Leave every picture out and write out the records below exactly.

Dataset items

==================================================

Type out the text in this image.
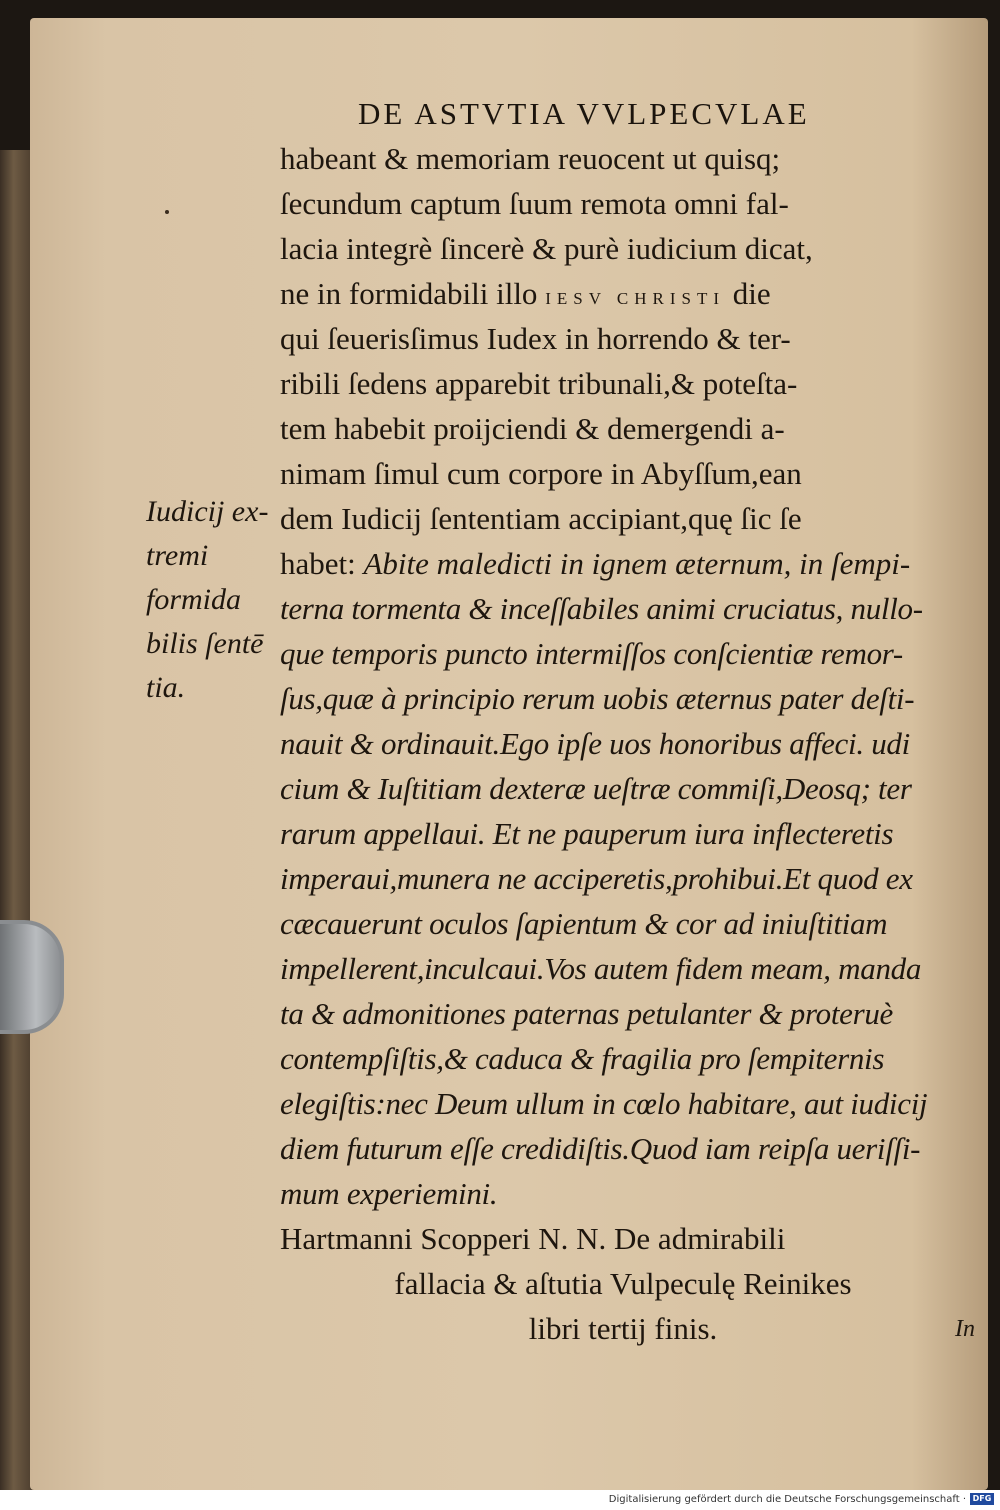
DE ASTVTIA VVLPECVLAE
Iudicij ex-
tremi
formida
bilis ſentē
tia.
habeant & memoriam reuocent ut quisq;
ſecundum captum ſuum remota omni fal-
lacia integrè ſincerè & purè iudicium dicat,
ne in formidabili illo IESV CHRISTI die
qui ſeuerisſimus Iudex in horrendo & ter-
ribili ſedens apparebit tribunali,& poteſta-
tem habebit proijciendi & demergendi a-
nimam ſimul cum corpore in Abyſſum,ean
dem Iudicij ſententiam accipiant,quę ſic ſe
habet: Abite maledicti in ignem æternum, in ſempi-
terna tormenta & inceſſabiles animi cruciatus, nullo-
que temporis puncto intermiſſos conſcientiæ remor-
ſus,quæ à principio rerum uobis æternus pater deſti-
nauit & ordinauit.Ego ipſe uos honoribus affeci. udi
cium & Iuſtitiam dexteræ ueſtræ commiſi,Deosq; ter
rarum appellaui. Et ne pauperum iura inflecteretis
imperaui,munera ne acciperetis,prohibui.Et quod ex
cæcauerunt oculos ſapientum & cor ad iniuſtitiam
impellerent,inculcaui.Vos autem fidem meam, manda
ta & admonitiones paternas petulanter & proteruè
contempſiſtis,& caduca & fragilia pro ſempiternis
elegiſtis:nec Deum ullum in cœlo habitare, aut iudicij
diem futurum eſſe credidiſtis.Quod iam reipſa ueriſſi-
mum experiemini.
Hartmanni Scopperi N. N. De admirabili
fallacia & aſtutia Vulpeculę Reinikes
libri tertij finis.	In
Digitalisierung gefördert durch die Deutsche Forschungsgemeinschaft · DFG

==================================================

## RESPONSE FOR THIS EXERCISE
Type out the text in this image.
DE ASTVTIA VVLPECVLAE
Iudicij ex-
tremi
formida
bilis ſentē
tia.
habeant & memoriam reuocent ut quisq;
ſecundum captum ſuum remota omni fal-
lacia integrè ſincerè & purè iudicium dicat,
ne in formidabili illo IESV CHRISTI die
qui ſeuerisſimus Iudex in horrendo & ter-
ribili ſedens apparebit tribunali,& poteſta-
tem habebit proijciendi & demergendi a-
nimam ſimul cum corpore in Abyſſum,ean
dem Iudicij ſententiam accipiant,quę ſic ſe
habet: Abite maledicti in ignem æternum, in ſempi-
terna tormenta & inceſſabiles animi cruciatus, nullo-
que temporis puncto intermiſſos conſcientiæ remor-
ſus,quæ à principio rerum uobis æternus pater deſti-
nauit & ordinauit.Ego ipſe uos honoribus affeci. udi
cium & Iuſtitiam dexteræ ueſtræ commiſi,Deosq; ter
rarum appellaui. Et ne pauperum iura inflecteretis
imperaui,munera ne acciperetis,prohibui.Et quod ex
cæcauerunt oculos ſapientum & cor ad iniuſtitiam
impellerent,inculcaui.Vos autem fidem meam, manda
ta & admonitiones paternas petulanter & proteruè
contempſiſtis,& caduca & fragilia pro ſempiternis
elegiſtis:nec Deum ullum in cœlo habitare, aut iudicij
diem futurum eſſe credidiſtis.Quod iam reipſa ueriſſi-
mum experiemini.
Hartmanni Scopperi N. N. De admirabili
fallacia & aſtutia Vulpeculę Reinikes
libri tertij finis.	In
Digitalisierung gefördert durch die Deutsche Forschungsgemeinschaft · DFG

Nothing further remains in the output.